# Material for the task:
==================================================
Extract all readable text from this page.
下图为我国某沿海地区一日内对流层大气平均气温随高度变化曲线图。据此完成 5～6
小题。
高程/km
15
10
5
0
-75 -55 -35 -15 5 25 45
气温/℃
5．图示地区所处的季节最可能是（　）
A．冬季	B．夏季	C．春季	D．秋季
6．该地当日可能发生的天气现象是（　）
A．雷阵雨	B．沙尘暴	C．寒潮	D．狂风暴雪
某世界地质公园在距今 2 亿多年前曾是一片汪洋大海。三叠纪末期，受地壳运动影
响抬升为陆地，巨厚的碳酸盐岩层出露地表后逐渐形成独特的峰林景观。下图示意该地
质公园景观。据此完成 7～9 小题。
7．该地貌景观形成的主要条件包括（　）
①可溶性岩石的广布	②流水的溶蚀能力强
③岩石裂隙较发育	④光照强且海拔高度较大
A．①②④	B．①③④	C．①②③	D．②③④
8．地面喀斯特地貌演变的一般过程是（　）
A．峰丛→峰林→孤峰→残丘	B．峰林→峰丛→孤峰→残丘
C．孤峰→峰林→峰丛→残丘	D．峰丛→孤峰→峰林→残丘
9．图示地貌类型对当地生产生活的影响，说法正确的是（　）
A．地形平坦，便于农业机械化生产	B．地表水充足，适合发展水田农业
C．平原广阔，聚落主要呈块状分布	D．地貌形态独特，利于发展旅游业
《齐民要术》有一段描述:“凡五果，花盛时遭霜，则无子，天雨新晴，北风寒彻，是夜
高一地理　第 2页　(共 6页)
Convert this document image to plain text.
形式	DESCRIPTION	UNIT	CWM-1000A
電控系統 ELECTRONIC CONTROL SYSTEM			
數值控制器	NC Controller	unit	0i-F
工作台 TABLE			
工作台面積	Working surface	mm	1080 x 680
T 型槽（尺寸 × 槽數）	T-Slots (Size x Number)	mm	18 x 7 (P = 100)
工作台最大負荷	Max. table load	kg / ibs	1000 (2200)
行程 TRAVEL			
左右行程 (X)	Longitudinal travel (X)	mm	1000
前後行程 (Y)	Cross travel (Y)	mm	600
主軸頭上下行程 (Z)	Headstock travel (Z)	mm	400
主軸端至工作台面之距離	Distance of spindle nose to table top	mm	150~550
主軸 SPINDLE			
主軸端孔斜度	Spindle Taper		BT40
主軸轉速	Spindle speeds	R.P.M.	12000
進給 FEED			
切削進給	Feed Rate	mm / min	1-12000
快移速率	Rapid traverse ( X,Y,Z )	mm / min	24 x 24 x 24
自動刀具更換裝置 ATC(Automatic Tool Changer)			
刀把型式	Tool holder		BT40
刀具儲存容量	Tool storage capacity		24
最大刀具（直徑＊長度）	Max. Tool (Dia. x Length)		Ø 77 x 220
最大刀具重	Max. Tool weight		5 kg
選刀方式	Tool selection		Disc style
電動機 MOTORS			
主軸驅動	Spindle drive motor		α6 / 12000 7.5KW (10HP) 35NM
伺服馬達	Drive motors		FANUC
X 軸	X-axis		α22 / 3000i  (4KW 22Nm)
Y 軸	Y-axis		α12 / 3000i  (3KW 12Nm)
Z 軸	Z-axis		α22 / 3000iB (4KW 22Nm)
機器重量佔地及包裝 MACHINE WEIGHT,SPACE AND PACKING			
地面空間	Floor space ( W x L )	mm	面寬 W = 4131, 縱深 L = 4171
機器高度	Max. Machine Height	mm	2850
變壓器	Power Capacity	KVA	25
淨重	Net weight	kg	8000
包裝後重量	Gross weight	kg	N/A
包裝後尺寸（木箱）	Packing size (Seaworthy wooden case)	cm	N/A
==================================================
Lines of the material that contain the word "据此完成" are to be gathered.

# Task answer:
下图为我国某沿海地区一日内对流层大气平均气温随高度变化曲线图。据此完成 5～6
质公园景观。据此完成 7～9 小题。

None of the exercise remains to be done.